-- START OF PROVIDED ENTRIES --

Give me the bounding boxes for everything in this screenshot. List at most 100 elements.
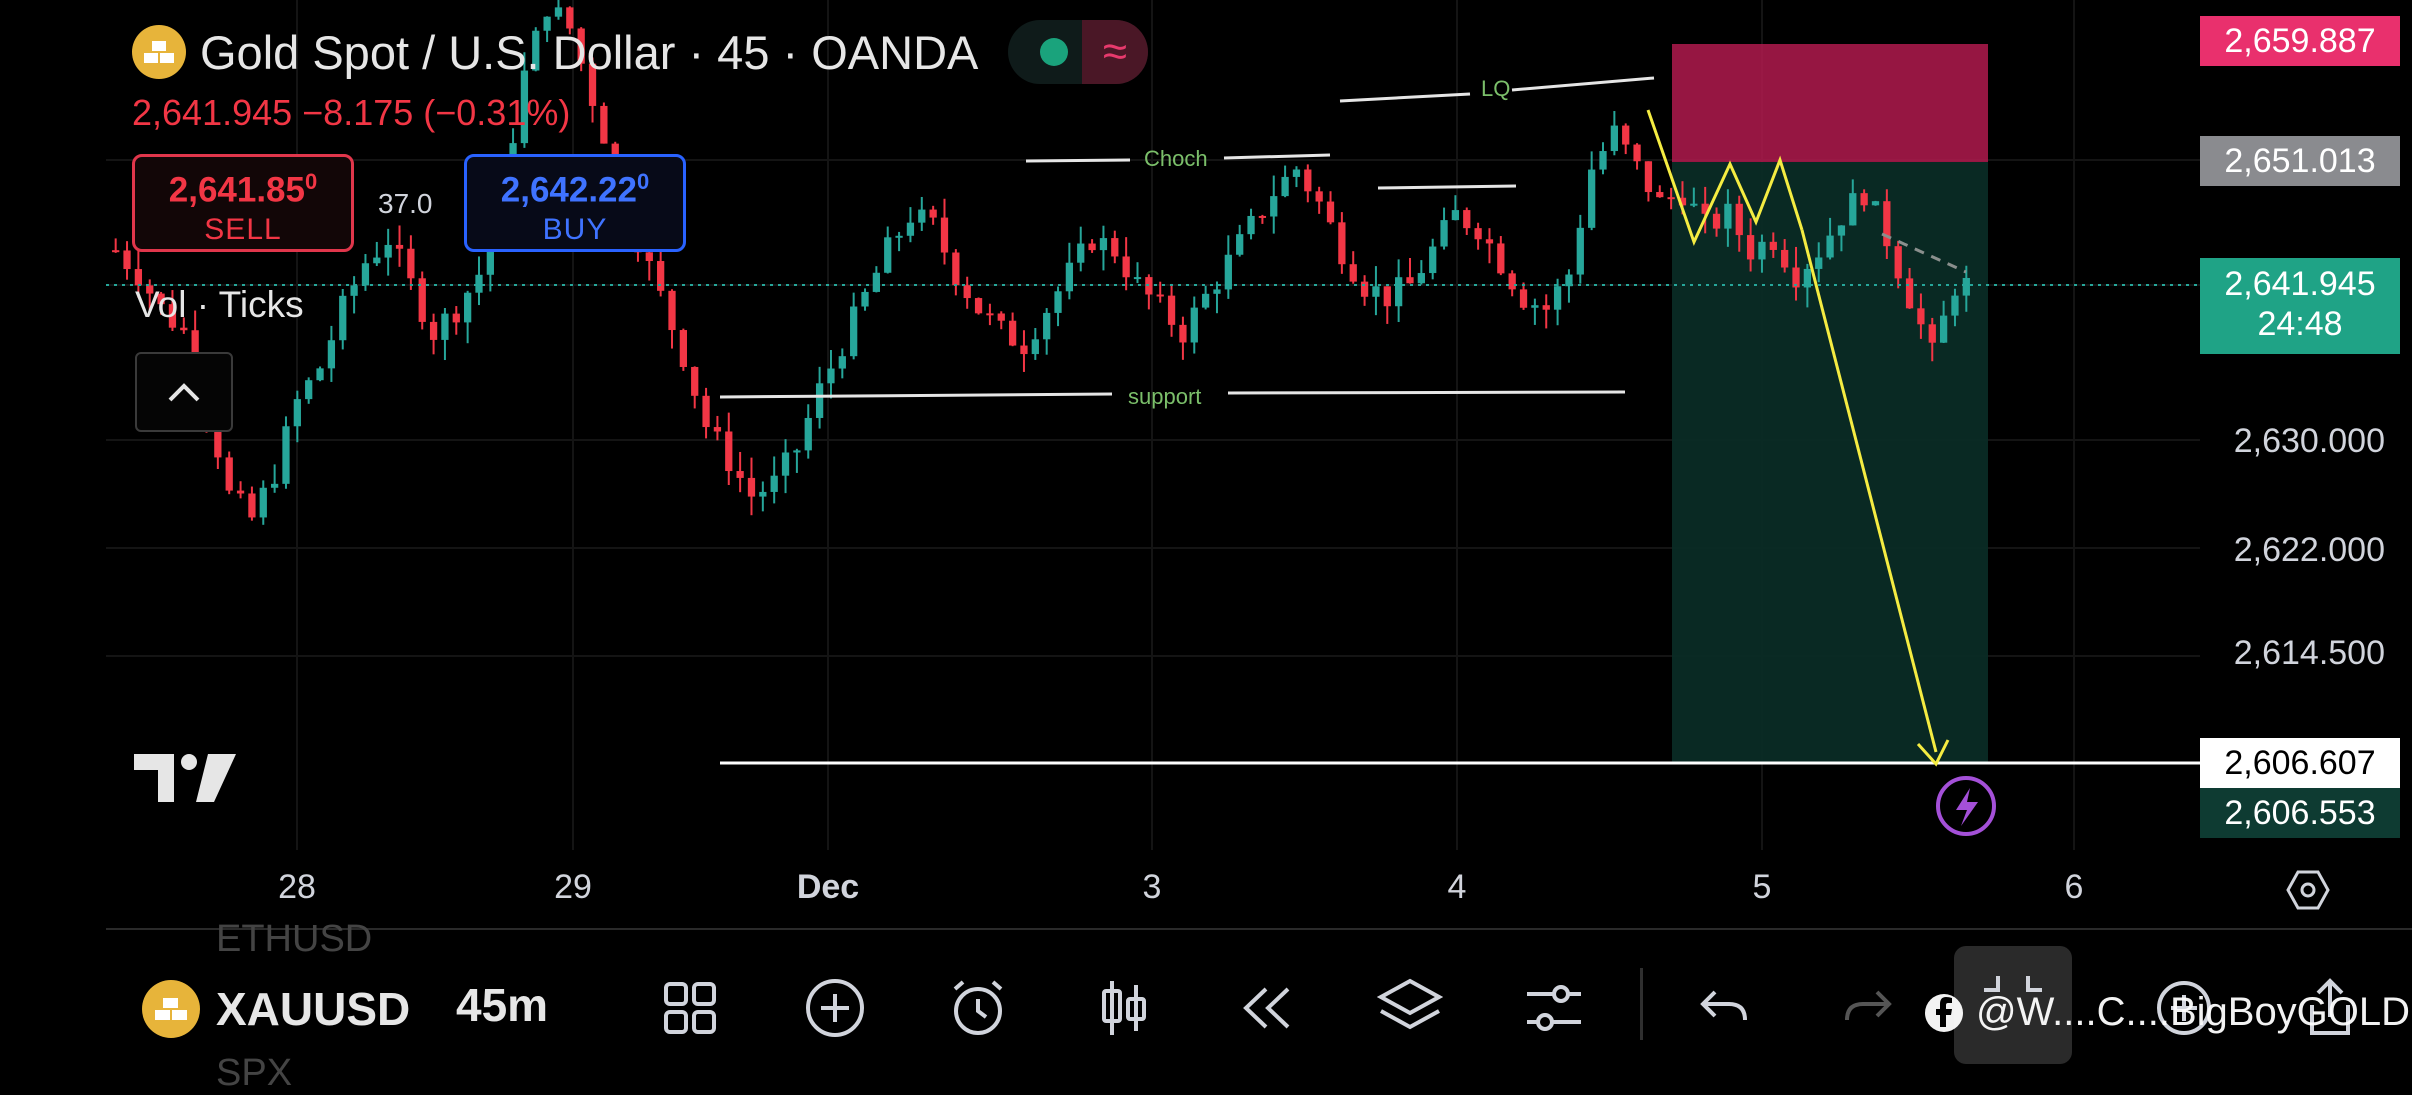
candle-up (1690, 203, 1698, 206)
share-button[interactable] (2290, 968, 2370, 1048)
candle-down (112, 250, 120, 253)
support-line-left[interactable] (719, 392, 1113, 399)
collapse-icon (1984, 976, 2042, 992)
choch-line-left[interactable] (1025, 158, 1131, 163)
candle-down (668, 290, 676, 331)
candle-up (1031, 339, 1039, 355)
candle-down (134, 269, 143, 286)
candle-down (1349, 264, 1357, 282)
chart-type-button[interactable] (1084, 968, 1164, 1048)
fullscreen-button[interactable] (1954, 946, 2072, 1064)
candlestick-icon (1102, 981, 1146, 1035)
sliders-icon (1527, 985, 1581, 1031)
alert-bolt-icon[interactable] (1936, 776, 1996, 836)
candle-down (679, 330, 687, 367)
candle-down (1463, 210, 1471, 229)
candle-down (1008, 320, 1017, 346)
date-tick: 5 (1752, 868, 1772, 906)
candle-down (1111, 238, 1119, 257)
date-tick: 28 (278, 868, 316, 906)
chart-settings-icon[interactable] (2286, 868, 2330, 917)
candle-down (1338, 222, 1346, 265)
candle-down (146, 285, 154, 294)
candle-up (339, 295, 347, 341)
candle-up (1201, 293, 1210, 308)
candle-up (316, 368, 324, 381)
support-line-right[interactable] (1227, 390, 1626, 395)
candle-down (1622, 125, 1630, 145)
add-button[interactable] (795, 968, 875, 1048)
candle-up (464, 292, 472, 323)
candle-up (1133, 277, 1142, 280)
support-annotation: support (1128, 384, 1201, 409)
candle-up (361, 263, 370, 286)
candle-up (1440, 220, 1448, 247)
collapse-indicators-button[interactable] (135, 352, 233, 432)
price-change: 2,641.945 −8.175 (−0.31%) (132, 92, 571, 133)
market-status-toggle[interactable]: ≈ (1008, 20, 1148, 84)
undo-icon (1700, 990, 1747, 1021)
candle-up (1724, 203, 1732, 229)
symbol-selector[interactable]: XAUUSD (142, 980, 410, 1038)
candle-up (918, 209, 926, 223)
candle-down (725, 431, 733, 472)
share-icon (2310, 978, 2350, 1035)
candle-down (713, 427, 722, 432)
candle-down (225, 457, 233, 491)
projection-zigzag[interactable] (1646, 109, 1804, 247)
choch-line-right[interactable] (1223, 153, 1331, 160)
candle-up (1837, 225, 1846, 236)
target-price-label: 2,606.553 (2200, 788, 2400, 838)
candle-down (1304, 169, 1312, 192)
candle-up (861, 291, 869, 307)
lq-line-right[interactable] (1511, 76, 1655, 92)
facebook-icon (1925, 993, 1963, 1032)
redo-icon (1845, 990, 1892, 1021)
candle-up (441, 313, 449, 340)
candle-up (850, 306, 858, 357)
candle-up (1871, 201, 1880, 206)
candle-down (600, 105, 608, 144)
replay-button[interactable] (1226, 968, 1306, 1048)
buy-label: BUY (542, 212, 608, 246)
entry-price-label: 2,651.013 (2200, 136, 2400, 186)
redo-button[interactable] (1828, 968, 1908, 1048)
stop-loss-zone (1672, 44, 1988, 162)
symbol-header[interactable]: Gold Spot / U.S. Dollar · 45 · OANDA (132, 22, 978, 82)
candle-down (657, 261, 665, 291)
price-chart[interactable]: support Choch LQ (0, 0, 2412, 930)
gold-bars-icon (132, 25, 186, 79)
candle-down (1928, 324, 1936, 343)
wave-icon: ≈ (1082, 20, 1148, 84)
candle-up (827, 368, 835, 384)
undo-button[interactable] (1684, 968, 1764, 1048)
candle-down (1667, 197, 1675, 200)
symbol-title: Gold Spot / U.S. Dollar · 45 · OANDA (200, 25, 979, 79)
grid-icon (664, 982, 716, 1034)
candle-down (1792, 267, 1800, 288)
volume-indicator-label[interactable]: Vol · Ticks (135, 284, 304, 325)
candle-down (974, 298, 983, 314)
candle-up (1576, 227, 1584, 275)
candle-up (1803, 268, 1812, 288)
objects-button[interactable] (1370, 968, 1450, 1048)
lq-line-left[interactable] (1339, 92, 1471, 103)
layouts-button[interactable] (650, 968, 730, 1048)
projection-arrow-line[interactable] (1800, 229, 1938, 753)
sell-button[interactable]: 2,641.850 SELL (132, 154, 354, 252)
buy-price-pip: 0 (637, 169, 650, 194)
candle-up (1553, 286, 1562, 310)
range-top-line[interactable] (1377, 184, 1517, 190)
candle-up (1281, 176, 1289, 197)
candle-up (1939, 315, 1948, 343)
interval-selector[interactable]: 45m (456, 979, 549, 1031)
settings-sliders-button[interactable] (1514, 968, 1594, 1048)
price-tick: 2,614.500 (2233, 634, 2385, 672)
buy-button[interactable]: 2,642.220 BUY (464, 154, 686, 252)
alert-button[interactable] (938, 968, 1018, 1048)
candle-up (532, 30, 540, 71)
zoom-in-button[interactable] (2144, 968, 2224, 1048)
candle-down (1383, 286, 1391, 307)
candle-up (520, 70, 529, 144)
candle-up (1099, 238, 1108, 251)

-- END OF PROVIDED ENTRIES --

Extract the lines of the rows from the line with "candle-up (1690, 203, 1698, 206)" to the line with "candlestick-icon (1102, 981, 1146, 1035)", and reproduce them without any change.

**RESPONSE TO THE EXERCISE:**
candle-up (1690, 203, 1698, 206)
share-button[interactable] (2290, 968, 2370, 1048)
candle-down (112, 250, 120, 253)
support-line-left[interactable] (719, 392, 1113, 399)
collapse-icon (1984, 976, 2042, 992)
choch-line-left[interactable] (1025, 158, 1131, 163)
candle-down (668, 290, 676, 331)
candle-up (1031, 339, 1039, 355)
candle-down (134, 269, 143, 286)
candle-down (1349, 264, 1357, 282)
chart-type-button[interactable] (1084, 968, 1164, 1048)
fullscreen-button[interactable] (1954, 946, 2072, 1064)
candlestick-icon (1102, 981, 1146, 1035)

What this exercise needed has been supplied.